• **What you should do**: Go through the entries below and collect each line with the string "query" in it.

• **Exercise material**:
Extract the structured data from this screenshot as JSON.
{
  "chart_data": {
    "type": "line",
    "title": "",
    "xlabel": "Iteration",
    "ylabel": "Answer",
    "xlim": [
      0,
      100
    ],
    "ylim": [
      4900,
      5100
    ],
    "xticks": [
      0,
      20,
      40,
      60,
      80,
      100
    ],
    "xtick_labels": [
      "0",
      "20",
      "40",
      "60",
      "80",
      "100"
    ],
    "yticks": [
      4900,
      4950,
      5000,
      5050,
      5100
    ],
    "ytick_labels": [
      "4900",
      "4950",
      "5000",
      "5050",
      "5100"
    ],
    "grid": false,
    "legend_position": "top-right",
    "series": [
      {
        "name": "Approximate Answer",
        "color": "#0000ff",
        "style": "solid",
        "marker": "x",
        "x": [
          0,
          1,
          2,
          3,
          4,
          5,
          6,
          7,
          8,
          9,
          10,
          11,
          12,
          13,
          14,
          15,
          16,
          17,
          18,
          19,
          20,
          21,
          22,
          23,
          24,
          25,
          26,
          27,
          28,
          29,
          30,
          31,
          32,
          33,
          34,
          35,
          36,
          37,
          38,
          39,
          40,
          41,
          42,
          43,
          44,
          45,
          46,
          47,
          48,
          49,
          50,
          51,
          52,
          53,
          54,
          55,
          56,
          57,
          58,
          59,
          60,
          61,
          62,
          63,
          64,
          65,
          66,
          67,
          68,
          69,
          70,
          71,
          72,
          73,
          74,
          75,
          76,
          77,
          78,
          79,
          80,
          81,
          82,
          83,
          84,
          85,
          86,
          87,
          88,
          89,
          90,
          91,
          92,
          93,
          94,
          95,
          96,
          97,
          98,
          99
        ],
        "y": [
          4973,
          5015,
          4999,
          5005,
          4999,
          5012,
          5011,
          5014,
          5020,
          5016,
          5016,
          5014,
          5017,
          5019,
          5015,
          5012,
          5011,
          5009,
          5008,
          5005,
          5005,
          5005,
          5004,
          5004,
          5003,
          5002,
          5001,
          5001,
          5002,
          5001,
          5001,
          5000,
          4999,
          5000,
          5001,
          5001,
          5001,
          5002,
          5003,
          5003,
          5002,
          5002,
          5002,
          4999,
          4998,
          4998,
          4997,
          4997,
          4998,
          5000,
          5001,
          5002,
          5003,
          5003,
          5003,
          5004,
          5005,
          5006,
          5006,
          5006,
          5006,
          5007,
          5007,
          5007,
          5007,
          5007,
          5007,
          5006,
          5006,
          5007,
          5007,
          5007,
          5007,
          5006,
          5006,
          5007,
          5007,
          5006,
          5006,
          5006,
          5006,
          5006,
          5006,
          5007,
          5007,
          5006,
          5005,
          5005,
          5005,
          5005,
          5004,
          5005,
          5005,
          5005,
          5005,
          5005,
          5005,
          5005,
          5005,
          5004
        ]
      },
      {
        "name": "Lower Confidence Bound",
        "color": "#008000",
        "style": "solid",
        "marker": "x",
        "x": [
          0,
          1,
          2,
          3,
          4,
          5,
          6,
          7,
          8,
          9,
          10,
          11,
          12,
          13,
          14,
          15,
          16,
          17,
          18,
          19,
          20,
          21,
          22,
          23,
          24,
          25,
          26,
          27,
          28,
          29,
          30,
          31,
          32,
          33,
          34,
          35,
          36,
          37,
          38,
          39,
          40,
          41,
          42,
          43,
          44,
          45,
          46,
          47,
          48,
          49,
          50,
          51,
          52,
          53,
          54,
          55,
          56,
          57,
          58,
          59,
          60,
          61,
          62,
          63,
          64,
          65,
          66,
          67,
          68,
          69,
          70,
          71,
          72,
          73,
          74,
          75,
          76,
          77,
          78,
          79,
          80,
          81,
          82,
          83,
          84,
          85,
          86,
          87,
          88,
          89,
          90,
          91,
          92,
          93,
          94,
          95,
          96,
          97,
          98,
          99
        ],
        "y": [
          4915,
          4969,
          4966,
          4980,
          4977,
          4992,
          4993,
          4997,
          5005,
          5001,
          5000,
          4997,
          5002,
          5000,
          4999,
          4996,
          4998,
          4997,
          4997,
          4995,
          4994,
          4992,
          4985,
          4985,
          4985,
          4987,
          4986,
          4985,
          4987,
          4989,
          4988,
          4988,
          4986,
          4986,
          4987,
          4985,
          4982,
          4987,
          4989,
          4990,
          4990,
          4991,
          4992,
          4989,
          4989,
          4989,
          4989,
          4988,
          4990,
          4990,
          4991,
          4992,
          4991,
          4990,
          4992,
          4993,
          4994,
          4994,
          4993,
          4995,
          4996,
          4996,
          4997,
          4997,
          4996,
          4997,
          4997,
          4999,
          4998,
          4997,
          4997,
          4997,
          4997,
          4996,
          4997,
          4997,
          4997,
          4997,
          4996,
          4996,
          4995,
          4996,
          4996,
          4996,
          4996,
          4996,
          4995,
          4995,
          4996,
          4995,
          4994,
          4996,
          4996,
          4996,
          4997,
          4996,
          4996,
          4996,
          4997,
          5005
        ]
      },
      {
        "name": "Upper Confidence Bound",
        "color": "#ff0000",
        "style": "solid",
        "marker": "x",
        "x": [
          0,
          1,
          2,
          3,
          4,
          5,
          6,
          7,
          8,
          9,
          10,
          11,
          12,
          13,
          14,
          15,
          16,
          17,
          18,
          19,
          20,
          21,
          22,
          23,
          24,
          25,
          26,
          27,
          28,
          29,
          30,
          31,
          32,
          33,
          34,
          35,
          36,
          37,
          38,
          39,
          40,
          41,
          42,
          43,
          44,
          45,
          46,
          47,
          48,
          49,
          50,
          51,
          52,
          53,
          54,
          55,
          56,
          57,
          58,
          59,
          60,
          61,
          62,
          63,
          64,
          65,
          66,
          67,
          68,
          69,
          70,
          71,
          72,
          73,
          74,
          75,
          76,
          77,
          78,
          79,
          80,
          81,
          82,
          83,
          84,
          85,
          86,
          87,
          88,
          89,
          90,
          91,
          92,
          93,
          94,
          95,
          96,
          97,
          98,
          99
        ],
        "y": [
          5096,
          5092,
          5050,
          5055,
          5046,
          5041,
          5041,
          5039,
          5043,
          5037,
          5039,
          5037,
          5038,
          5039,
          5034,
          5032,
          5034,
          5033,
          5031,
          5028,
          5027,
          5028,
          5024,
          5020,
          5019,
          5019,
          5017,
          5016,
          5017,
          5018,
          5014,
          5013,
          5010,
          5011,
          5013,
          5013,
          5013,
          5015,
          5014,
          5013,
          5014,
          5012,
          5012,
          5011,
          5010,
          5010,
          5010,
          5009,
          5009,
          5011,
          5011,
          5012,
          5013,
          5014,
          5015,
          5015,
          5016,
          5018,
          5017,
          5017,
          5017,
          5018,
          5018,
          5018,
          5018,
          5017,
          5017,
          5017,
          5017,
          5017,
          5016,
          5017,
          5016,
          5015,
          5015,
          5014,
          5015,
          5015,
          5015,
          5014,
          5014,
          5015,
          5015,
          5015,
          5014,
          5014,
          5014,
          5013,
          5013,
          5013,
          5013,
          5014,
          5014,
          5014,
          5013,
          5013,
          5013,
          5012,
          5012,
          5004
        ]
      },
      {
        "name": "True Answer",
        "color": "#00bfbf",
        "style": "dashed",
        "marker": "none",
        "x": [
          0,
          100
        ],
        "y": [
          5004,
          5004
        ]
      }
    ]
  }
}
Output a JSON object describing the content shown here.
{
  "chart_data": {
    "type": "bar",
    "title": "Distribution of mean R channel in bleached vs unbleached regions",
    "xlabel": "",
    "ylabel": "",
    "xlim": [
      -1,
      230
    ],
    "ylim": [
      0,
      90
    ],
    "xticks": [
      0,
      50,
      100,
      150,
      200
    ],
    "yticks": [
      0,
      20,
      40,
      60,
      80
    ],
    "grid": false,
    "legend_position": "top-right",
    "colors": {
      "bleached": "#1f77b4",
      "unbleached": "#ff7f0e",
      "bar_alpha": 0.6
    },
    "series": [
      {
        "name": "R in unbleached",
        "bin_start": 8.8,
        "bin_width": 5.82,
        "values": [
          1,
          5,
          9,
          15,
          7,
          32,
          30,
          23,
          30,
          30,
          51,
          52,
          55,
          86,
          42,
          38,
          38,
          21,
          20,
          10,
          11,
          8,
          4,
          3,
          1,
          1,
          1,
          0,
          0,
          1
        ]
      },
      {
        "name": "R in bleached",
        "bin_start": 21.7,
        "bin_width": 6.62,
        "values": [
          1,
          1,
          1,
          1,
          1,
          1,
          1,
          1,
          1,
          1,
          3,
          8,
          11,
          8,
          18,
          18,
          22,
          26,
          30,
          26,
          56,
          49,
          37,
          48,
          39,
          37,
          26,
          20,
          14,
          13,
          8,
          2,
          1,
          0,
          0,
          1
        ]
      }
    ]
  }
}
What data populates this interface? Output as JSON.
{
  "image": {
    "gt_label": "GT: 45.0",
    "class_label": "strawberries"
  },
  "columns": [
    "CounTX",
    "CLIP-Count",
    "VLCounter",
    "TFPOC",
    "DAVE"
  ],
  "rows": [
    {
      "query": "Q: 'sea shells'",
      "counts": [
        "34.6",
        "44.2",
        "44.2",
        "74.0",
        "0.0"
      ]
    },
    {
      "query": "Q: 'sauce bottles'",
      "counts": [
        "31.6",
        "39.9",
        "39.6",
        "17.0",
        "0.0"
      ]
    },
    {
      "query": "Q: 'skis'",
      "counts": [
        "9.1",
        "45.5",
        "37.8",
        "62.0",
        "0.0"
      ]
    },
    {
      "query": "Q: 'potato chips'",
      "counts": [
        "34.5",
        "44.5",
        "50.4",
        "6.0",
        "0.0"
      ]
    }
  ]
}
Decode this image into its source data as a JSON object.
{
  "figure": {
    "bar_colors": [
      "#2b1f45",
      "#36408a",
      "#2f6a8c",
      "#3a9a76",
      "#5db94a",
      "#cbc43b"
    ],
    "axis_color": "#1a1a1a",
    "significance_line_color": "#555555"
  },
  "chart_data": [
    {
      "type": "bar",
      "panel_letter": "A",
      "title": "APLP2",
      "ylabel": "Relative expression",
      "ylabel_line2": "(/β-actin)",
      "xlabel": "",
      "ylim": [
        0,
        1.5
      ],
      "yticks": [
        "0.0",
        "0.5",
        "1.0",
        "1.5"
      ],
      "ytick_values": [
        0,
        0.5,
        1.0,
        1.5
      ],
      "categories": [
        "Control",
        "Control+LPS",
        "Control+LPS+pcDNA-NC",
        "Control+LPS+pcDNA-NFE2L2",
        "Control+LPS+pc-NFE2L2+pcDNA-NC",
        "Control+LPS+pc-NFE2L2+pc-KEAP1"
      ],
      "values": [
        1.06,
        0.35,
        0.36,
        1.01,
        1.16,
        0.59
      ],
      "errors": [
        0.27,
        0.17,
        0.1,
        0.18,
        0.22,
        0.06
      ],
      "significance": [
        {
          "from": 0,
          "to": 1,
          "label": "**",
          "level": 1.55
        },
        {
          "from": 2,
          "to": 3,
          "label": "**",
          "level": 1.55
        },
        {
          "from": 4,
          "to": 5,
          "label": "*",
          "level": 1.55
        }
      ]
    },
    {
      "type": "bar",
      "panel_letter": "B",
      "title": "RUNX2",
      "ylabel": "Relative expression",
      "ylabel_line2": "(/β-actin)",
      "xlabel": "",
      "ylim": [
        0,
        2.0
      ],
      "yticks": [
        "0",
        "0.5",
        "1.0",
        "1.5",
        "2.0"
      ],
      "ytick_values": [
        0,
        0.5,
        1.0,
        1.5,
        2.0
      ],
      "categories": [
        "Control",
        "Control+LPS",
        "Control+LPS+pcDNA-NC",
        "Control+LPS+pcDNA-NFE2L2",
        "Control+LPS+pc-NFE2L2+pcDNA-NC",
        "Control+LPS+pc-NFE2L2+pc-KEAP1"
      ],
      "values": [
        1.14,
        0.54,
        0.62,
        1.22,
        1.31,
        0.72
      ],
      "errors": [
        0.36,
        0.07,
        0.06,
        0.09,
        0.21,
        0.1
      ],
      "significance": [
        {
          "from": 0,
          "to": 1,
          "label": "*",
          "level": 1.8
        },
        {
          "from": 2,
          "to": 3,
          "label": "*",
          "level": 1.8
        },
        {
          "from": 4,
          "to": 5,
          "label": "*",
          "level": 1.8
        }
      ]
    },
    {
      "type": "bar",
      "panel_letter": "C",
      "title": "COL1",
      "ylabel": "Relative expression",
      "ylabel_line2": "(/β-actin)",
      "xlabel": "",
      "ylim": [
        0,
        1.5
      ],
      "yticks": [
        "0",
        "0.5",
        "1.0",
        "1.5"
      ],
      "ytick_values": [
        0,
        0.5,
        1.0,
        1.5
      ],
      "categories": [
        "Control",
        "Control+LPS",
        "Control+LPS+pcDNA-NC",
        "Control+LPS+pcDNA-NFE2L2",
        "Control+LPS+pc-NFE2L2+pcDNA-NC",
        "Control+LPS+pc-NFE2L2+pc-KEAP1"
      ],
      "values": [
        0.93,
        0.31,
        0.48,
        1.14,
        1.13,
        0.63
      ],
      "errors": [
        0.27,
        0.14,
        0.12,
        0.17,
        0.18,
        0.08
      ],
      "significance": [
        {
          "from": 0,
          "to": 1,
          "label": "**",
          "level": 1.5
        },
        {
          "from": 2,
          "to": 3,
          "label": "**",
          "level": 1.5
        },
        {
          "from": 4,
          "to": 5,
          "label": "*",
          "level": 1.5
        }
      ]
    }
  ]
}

• **Completed task**:
      "query": "Q: 'sea shells'",
      "query": "Q: 'sauce bottles'",
      "query": "Q: 'skis'",
      "query": "Q: 'potato chips'",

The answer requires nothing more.